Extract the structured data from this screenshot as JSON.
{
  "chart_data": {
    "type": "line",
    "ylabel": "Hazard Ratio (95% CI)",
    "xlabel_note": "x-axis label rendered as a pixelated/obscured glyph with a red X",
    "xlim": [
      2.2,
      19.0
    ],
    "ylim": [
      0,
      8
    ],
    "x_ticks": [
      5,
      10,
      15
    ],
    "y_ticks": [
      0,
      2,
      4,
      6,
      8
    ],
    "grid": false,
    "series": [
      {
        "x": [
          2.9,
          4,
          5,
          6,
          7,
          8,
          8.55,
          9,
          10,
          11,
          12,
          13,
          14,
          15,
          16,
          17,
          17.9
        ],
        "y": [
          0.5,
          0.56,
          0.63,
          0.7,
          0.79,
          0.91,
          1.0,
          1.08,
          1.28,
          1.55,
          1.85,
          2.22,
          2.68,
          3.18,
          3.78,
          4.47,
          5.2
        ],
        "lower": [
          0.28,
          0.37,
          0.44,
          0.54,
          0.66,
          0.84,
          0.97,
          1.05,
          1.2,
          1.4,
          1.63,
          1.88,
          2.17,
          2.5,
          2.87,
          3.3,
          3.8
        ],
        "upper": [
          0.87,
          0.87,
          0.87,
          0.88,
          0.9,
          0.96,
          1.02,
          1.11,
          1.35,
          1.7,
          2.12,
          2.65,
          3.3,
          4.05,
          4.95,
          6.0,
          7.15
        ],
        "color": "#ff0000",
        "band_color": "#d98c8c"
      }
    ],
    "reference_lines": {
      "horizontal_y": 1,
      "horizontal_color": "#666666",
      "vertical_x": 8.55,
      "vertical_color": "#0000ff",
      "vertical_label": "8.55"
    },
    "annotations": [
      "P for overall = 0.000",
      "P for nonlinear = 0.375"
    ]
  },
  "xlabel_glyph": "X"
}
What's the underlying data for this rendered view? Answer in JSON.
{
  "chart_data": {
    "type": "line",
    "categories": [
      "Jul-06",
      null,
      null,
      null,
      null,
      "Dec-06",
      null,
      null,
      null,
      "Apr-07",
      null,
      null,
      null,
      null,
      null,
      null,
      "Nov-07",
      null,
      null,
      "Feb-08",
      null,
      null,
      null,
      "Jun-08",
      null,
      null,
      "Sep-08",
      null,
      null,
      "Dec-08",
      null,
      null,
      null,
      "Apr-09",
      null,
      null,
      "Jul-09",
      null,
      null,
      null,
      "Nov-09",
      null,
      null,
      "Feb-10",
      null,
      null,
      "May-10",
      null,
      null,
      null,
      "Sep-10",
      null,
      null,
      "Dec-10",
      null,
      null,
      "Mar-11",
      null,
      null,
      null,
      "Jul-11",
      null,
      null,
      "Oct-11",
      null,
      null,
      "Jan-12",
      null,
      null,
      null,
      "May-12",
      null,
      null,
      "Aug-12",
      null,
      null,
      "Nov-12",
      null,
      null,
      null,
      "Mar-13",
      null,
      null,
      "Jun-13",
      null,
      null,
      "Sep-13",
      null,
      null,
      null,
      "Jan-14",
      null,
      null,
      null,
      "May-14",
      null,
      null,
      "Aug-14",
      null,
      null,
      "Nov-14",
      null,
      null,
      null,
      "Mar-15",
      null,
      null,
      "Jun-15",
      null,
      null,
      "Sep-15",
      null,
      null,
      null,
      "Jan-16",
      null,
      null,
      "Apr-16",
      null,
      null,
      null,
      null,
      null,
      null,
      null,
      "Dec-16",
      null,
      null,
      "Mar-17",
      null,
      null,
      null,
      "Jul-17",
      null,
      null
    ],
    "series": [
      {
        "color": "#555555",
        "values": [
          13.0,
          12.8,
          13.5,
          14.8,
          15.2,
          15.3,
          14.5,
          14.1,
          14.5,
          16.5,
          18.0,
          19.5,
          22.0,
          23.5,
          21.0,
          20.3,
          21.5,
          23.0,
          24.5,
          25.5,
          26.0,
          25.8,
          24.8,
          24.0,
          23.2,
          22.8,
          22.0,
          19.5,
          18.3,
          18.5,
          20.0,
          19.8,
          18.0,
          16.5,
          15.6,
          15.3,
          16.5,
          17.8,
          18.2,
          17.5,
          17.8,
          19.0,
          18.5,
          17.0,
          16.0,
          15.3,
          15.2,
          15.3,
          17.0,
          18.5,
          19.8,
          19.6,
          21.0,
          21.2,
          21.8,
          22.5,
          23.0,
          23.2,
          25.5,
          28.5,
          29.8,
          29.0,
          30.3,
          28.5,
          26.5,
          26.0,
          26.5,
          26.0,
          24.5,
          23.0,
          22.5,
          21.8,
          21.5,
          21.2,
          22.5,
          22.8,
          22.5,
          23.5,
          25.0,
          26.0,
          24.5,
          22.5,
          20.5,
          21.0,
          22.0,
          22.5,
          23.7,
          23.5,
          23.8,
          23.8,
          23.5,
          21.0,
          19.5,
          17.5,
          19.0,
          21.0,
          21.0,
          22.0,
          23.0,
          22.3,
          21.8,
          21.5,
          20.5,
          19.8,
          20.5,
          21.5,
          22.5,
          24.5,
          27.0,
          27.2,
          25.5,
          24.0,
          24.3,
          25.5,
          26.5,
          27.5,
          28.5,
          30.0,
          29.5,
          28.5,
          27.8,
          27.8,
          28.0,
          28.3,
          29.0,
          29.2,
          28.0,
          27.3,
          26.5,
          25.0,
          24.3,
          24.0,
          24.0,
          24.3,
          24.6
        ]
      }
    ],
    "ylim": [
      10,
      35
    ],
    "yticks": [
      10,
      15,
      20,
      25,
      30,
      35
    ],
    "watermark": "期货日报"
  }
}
● ● ● ● ●
WHAT THIS TASK INVOLVES: Set down all of the records shown above once more, exactly.

ANSWER TO THIS PROBLEM:
Extract the structured data from this screenshot as JSON.
{
  "chart_data": {
    "type": "line",
    "ylabel": "Hazard Ratio (95% CI)",
    "xlabel_note": "x-axis label rendered as a pixelated/obscured glyph with a red X",
    "xlim": [
      2.2,
      19.0
    ],
    "ylim": [
      0,
      8
    ],
    "x_ticks": [
      5,
      10,
      15
    ],
    "y_ticks": [
      0,
      2,
      4,
      6,
      8
    ],
    "grid": false,
    "series": [
      {
        "x": [
          2.9,
          4,
          5,
          6,
          7,
          8,
          8.55,
          9,
          10,
          11,
          12,
          13,
          14,
          15,
          16,
          17,
          17.9
        ],
        "y": [
          0.5,
          0.56,
          0.63,
          0.7,
          0.79,
          0.91,
          1.0,
          1.08,
          1.28,
          1.55,
          1.85,
          2.22,
          2.68,
          3.18,
          3.78,
          4.47,
          5.2
        ],
        "lower": [
          0.28,
          0.37,
          0.44,
          0.54,
          0.66,
          0.84,
          0.97,
          1.05,
          1.2,
          1.4,
          1.63,
          1.88,
          2.17,
          2.5,
          2.87,
          3.3,
          3.8
        ],
        "upper": [
          0.87,
          0.87,
          0.87,
          0.88,
          0.9,
          0.96,
          1.02,
          1.11,
          1.35,
          1.7,
          2.12,
          2.65,
          3.3,
          4.05,
          4.95,
          6.0,
          7.15
        ],
        "color": "#ff0000",
        "band_color": "#d98c8c"
      }
    ],
    "reference_lines": {
      "horizontal_y": 1,
      "horizontal_color": "#666666",
      "vertical_x": 8.55,
      "vertical_color": "#0000ff",
      "vertical_label": "8.55"
    },
    "annotations": [
      "P for overall = 0.000",
      "P for nonlinear = 0.375"
    ]
  },
  "xlabel_glyph": "X"
}
What's the underlying data for this rendered view? Answer in JSON.
{
  "chart_data": {
    "type": "line",
    "categories": [
      "Jul-06",
      null,
      null,
      null,
      null,
      "Dec-06",
      null,
      null,
      null,
      "Apr-07",
      null,
      null,
      null,
      null,
      null,
      null,
      "Nov-07",
      null,
      null,
      "Feb-08",
      null,
      null,
      null,
      "Jun-08",
      null,
      null,
      "Sep-08",
      null,
      null,
      "Dec-08",
      null,
      null,
      null,
      "Apr-09",
      null,
      null,
      "Jul-09",
      null,
      null,
      null,
      "Nov-09",
      null,
      null,
      "Feb-10",
      null,
      null,
      "May-10",
      null,
      null,
      null,
      "Sep-10",
      null,
      null,
      "Dec-10",
      null,
      null,
      "Mar-11",
      null,
      null,
      null,
      "Jul-11",
      null,
      null,
      "Oct-11",
      null,
      null,
      "Jan-12",
      null,
      null,
      null,
      "May-12",
      null,
      null,
      "Aug-12",
      null,
      null,
      "Nov-12",
      null,
      null,
      null,
      "Mar-13",
      null,
      null,
      "Jun-13",
      null,
      null,
      "Sep-13",
      null,
      null,
      null,
      "Jan-14",
      null,
      null,
      null,
      "May-14",
      null,
      null,
      "Aug-14",
      null,
      null,
      "Nov-14",
      null,
      null,
      null,
      "Mar-15",
      null,
      null,
      "Jun-15",
      null,
      null,
      "Sep-15",
      null,
      null,
      null,
      "Jan-16",
      null,
      null,
      "Apr-16",
      null,
      null,
      null,
      null,
      null,
      null,
      null,
      "Dec-16",
      null,
      null,
      "Mar-17",
      null,
      null,
      null,
      "Jul-17",
      null,
      null
    ],
    "series": [
      {
        "color": "#555555",
        "values": [
          13.0,
          12.8,
          13.5,
          14.8,
          15.2,
          15.3,
          14.5,
          14.1,
          14.5,
          16.5,
          18.0,
          19.5,
          22.0,
          23.5,
          21.0,
          20.3,
          21.5,
          23.0,
          24.5,
          25.5,
          26.0,
          25.8,
          24.8,
          24.0,
          23.2,
          22.8,
          22.0,
          19.5,
          18.3,
          18.5,
          20.0,
          19.8,
          18.0,
          16.5,
          15.6,
          15.3,
          16.5,
          17.8,
          18.2,
          17.5,
          17.8,
          19.0,
          18.5,
          17.0,
          16.0,
          15.3,
          15.2,
          15.3,
          17.0,
          18.5,
          19.8,
          19.6,
          21.0,
          21.2,
          21.8,
          22.5,
          23.0,
          23.2,
          25.5,
          28.5,
          29.8,
          29.0,
          30.3,
          28.5,
          26.5,
          26.0,
          26.5,
          26.0,
          24.5,
          23.0,
          22.5,
          21.8,
          21.5,
          21.2,
          22.5,
          22.8,
          22.5,
          23.5,
          25.0,
          26.0,
          24.5,
          22.5,
          20.5,
          21.0,
          22.0,
          22.5,
          23.7,
          23.5,
          23.8,
          23.8,
          23.5,
          21.0,
          19.5,
          17.5,
          19.0,
          21.0,
          21.0,
          22.0,
          23.0,
          22.3,
          21.8,
          21.5,
          20.5,
          19.8,
          20.5,
          21.5,
          22.5,
          24.5,
          27.0,
          27.2,
          25.5,
          24.0,
          24.3,
          25.5,
          26.5,
          27.5,
          28.5,
          30.0,
          29.5,
          28.5,
          27.8,
          27.8,
          28.0,
          28.3,
          29.0,
          29.2,
          28.0,
          27.3,
          26.5,
          25.0,
          24.3,
          24.0,
          24.0,
          24.3,
          24.6
        ]
      }
    ],
    "ylim": [
      10,
      35
    ],
    "yticks": [
      10,
      15,
      20,
      25,
      30,
      35
    ],
    "watermark": "期货日报"
  }
}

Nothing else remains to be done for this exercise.